> **Entries from a dataset**:
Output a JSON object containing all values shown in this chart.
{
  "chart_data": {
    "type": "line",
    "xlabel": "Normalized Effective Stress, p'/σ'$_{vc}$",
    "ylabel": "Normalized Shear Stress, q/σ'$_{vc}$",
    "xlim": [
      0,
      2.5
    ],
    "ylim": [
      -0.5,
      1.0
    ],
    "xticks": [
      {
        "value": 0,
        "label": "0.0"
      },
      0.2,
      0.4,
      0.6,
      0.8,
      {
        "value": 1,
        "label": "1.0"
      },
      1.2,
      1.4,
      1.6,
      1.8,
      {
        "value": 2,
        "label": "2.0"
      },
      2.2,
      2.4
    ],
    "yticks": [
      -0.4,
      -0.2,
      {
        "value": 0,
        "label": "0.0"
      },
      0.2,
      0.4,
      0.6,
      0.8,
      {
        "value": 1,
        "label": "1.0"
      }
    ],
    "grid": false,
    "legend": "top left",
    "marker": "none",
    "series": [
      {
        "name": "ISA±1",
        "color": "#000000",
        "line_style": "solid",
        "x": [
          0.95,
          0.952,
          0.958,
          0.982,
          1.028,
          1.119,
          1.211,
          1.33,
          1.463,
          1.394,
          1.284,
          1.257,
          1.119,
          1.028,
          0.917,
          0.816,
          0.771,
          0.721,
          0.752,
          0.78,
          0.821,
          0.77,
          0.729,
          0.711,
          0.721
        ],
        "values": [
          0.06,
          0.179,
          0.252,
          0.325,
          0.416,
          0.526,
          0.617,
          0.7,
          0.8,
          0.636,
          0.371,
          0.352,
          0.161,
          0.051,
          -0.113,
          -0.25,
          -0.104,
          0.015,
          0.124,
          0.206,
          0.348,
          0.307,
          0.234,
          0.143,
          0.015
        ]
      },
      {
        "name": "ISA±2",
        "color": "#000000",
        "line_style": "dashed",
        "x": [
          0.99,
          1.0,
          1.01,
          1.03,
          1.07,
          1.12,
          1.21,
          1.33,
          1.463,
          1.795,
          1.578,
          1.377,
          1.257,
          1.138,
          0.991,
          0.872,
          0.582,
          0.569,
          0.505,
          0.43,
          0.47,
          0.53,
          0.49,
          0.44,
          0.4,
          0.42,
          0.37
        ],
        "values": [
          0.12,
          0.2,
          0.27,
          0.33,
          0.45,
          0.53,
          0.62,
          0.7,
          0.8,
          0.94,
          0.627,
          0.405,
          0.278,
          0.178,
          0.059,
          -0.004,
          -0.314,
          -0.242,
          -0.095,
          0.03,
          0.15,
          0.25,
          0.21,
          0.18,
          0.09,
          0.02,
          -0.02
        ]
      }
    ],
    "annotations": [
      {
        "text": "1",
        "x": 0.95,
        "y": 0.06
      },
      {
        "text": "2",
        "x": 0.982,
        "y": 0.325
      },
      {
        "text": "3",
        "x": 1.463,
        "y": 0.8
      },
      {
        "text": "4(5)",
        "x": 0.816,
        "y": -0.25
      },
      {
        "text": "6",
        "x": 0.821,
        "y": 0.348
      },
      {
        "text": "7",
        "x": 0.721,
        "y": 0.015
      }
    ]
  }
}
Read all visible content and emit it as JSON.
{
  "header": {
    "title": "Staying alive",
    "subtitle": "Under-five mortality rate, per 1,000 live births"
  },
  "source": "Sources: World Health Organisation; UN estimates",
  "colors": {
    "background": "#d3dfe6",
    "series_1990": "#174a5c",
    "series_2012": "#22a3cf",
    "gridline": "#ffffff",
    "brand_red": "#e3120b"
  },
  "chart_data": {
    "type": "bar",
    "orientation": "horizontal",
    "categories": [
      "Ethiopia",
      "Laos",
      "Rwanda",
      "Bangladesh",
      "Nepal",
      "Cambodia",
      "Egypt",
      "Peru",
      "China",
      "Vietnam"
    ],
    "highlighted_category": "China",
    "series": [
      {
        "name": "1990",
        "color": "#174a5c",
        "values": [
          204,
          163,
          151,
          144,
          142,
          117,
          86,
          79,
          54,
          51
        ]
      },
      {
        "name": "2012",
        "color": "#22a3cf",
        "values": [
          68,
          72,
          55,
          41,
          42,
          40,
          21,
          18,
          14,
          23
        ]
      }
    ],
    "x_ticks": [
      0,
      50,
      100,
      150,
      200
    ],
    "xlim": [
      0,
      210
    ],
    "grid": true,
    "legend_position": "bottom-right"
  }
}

> **GIVEN INSTRUCTION**: From the data above, show each line that contains "name".

> **EXERCISE RESPONSE**:
        "name": "ISA±1",
        "name": "ISA±2",
        "name": "1990",
        "name": "2012",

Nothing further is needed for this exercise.